Stored data entries:
• • • •

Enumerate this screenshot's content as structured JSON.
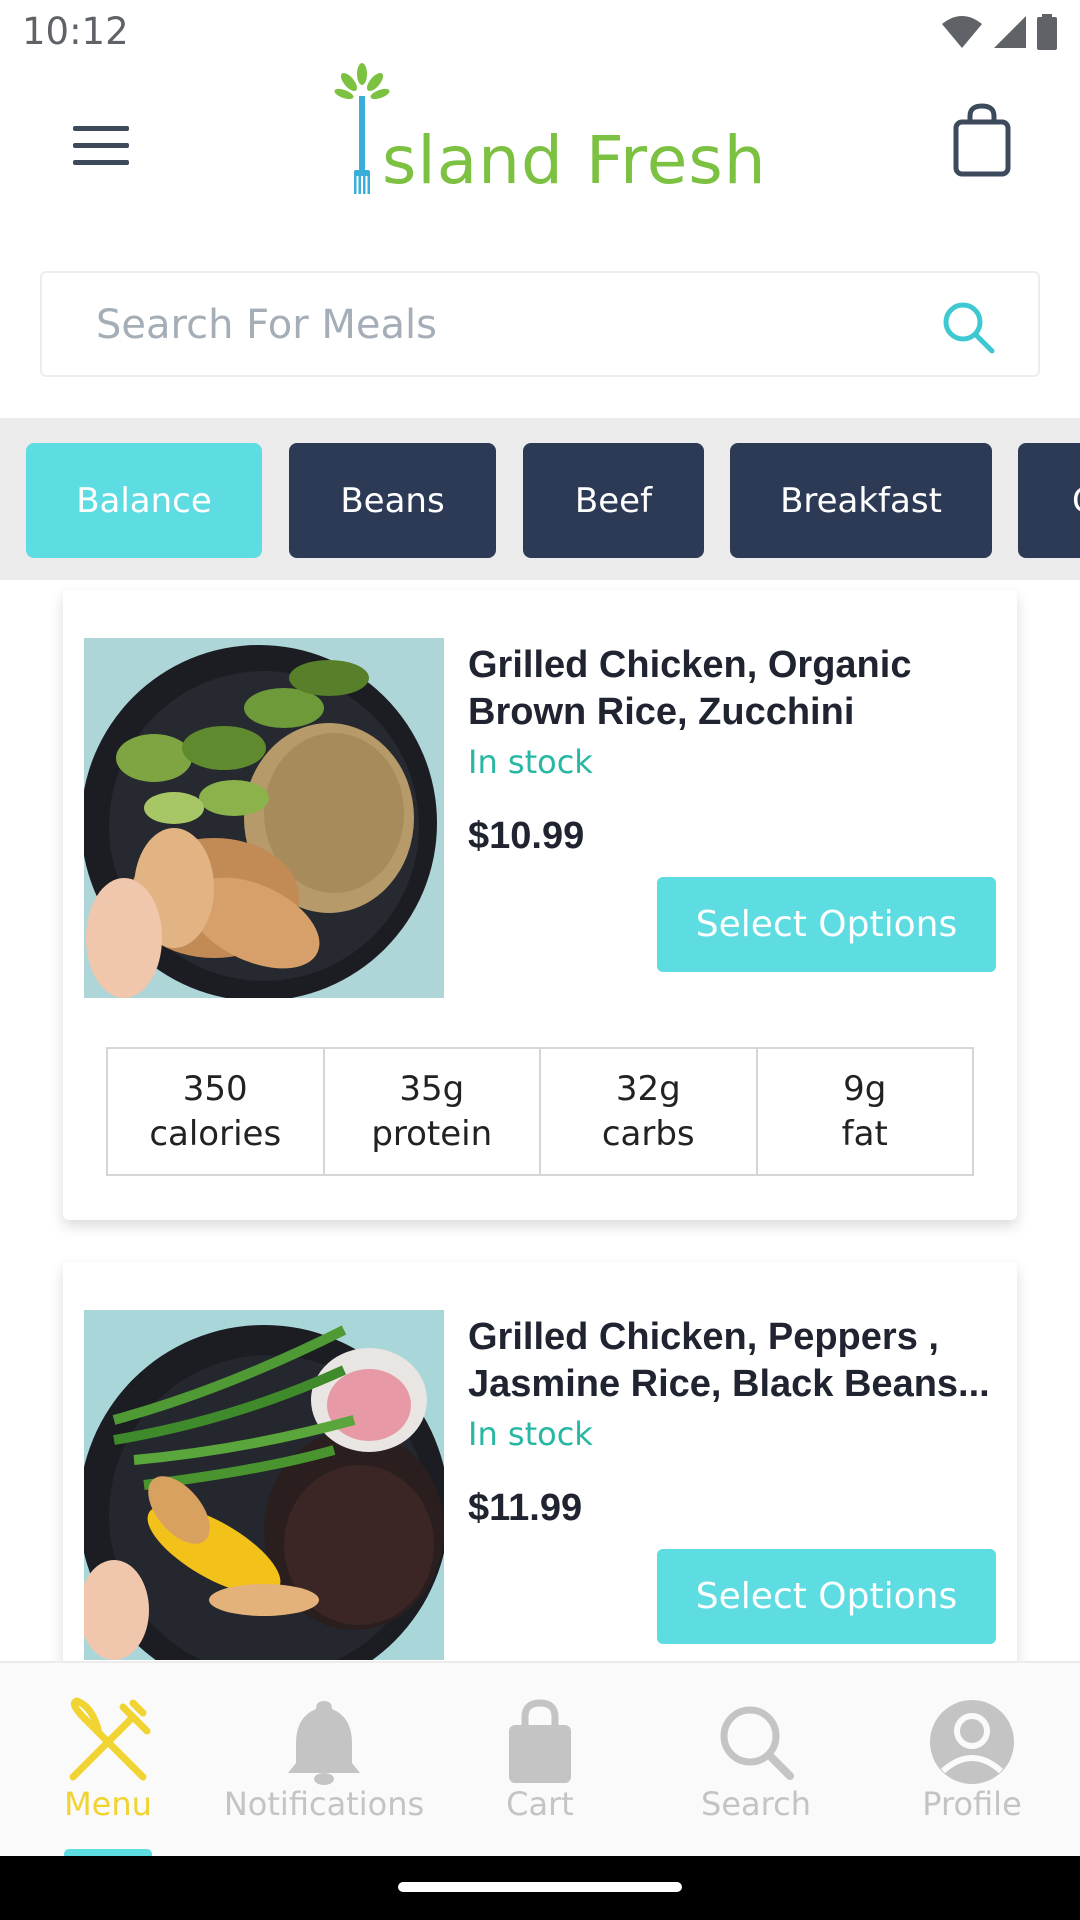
{
  "status_bar": {
    "time": "10:12"
  },
  "header": {
    "logo_text": "sland Fresh",
    "brand_colors": {
      "green": "#7cc142",
      "blue": "#3aaed8"
    }
  },
  "search": {
    "placeholder": "Search For Meals",
    "value": ""
  },
  "categories": [
    {
      "label": "Balance",
      "active": true
    },
    {
      "label": "Beans",
      "active": false
    },
    {
      "label": "Beef",
      "active": false
    },
    {
      "label": "Breakfast",
      "active": false
    },
    {
      "label": "C",
      "active": false
    }
  ],
  "products": [
    {
      "title_line1": "Grilled Chicken, Organic",
      "title_line2": "Brown Rice, Zucchini",
      "stock": "In stock",
      "price": "$10.99",
      "button_label": "Select Options",
      "nutrition": [
        {
          "value": "350",
          "unit": "calories"
        },
        {
          "value": "35g",
          "unit": "protein"
        },
        {
          "value": "32g",
          "unit": "carbs"
        },
        {
          "value": "9g",
          "unit": "fat"
        }
      ]
    },
    {
      "title_line1": "Grilled Chicken, Peppers ,",
      "title_line2": "Jasmine Rice, Black Beans...",
      "stock": "In stock",
      "price": "$11.99",
      "button_label": "Select Options"
    }
  ],
  "bottom_nav": [
    {
      "label": "Menu",
      "icon": "fork-knife-icon",
      "active": true
    },
    {
      "label": "Notifications",
      "icon": "bell-icon",
      "active": false
    },
    {
      "label": "Cart",
      "icon": "shopping-bag-icon",
      "active": false
    },
    {
      "label": "Search",
      "icon": "search-icon",
      "active": false
    },
    {
      "label": "Profile",
      "icon": "profile-icon",
      "active": false
    }
  ],
  "colors": {
    "accent": "#5ddce2",
    "navy": "#2d3a55",
    "stock_green": "#27b7a2",
    "active_nav": "#f1d332",
    "inactive_nav": "#c4c4c4"
  }
}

• • • •

Nothing but an exact repeat of the records, pictures excluded, belongs in the answer.

Enumerate this screenshot's content as structured JSON.
{
  "status_bar": {
    "time": "10:12"
  },
  "header": {
    "logo_text": "sland Fresh",
    "brand_colors": {
      "green": "#7cc142",
      "blue": "#3aaed8"
    }
  },
  "search": {
    "placeholder": "Search For Meals",
    "value": ""
  },
  "categories": [
    {
      "label": "Balance",
      "active": true
    },
    {
      "label": "Beans",
      "active": false
    },
    {
      "label": "Beef",
      "active": false
    },
    {
      "label": "Breakfast",
      "active": false
    },
    {
      "label": "C",
      "active": false
    }
  ],
  "products": [
    {
      "title_line1": "Grilled Chicken, Organic",
      "title_line2": "Brown Rice, Zucchini",
      "stock": "In stock",
      "price": "$10.99",
      "button_label": "Select Options",
      "nutrition": [
        {
          "value": "350",
          "unit": "calories"
        },
        {
          "value": "35g",
          "unit": "protein"
        },
        {
          "value": "32g",
          "unit": "carbs"
        },
        {
          "value": "9g",
          "unit": "fat"
        }
      ]
    },
    {
      "title_line1": "Grilled Chicken, Peppers ,",
      "title_line2": "Jasmine Rice, Black Beans...",
      "stock": "In stock",
      "price": "$11.99",
      "button_label": "Select Options"
    }
  ],
  "bottom_nav": [
    {
      "label": "Menu",
      "icon": "fork-knife-icon",
      "active": true
    },
    {
      "label": "Notifications",
      "icon": "bell-icon",
      "active": false
    },
    {
      "label": "Cart",
      "icon": "shopping-bag-icon",
      "active": false
    },
    {
      "label": "Search",
      "icon": "search-icon",
      "active": false
    },
    {
      "label": "Profile",
      "icon": "profile-icon",
      "active": false
    }
  ],
  "colors": {
    "accent": "#5ddce2",
    "navy": "#2d3a55",
    "stock_green": "#27b7a2",
    "active_nav": "#f1d332",
    "inactive_nav": "#c4c4c4"
  }
}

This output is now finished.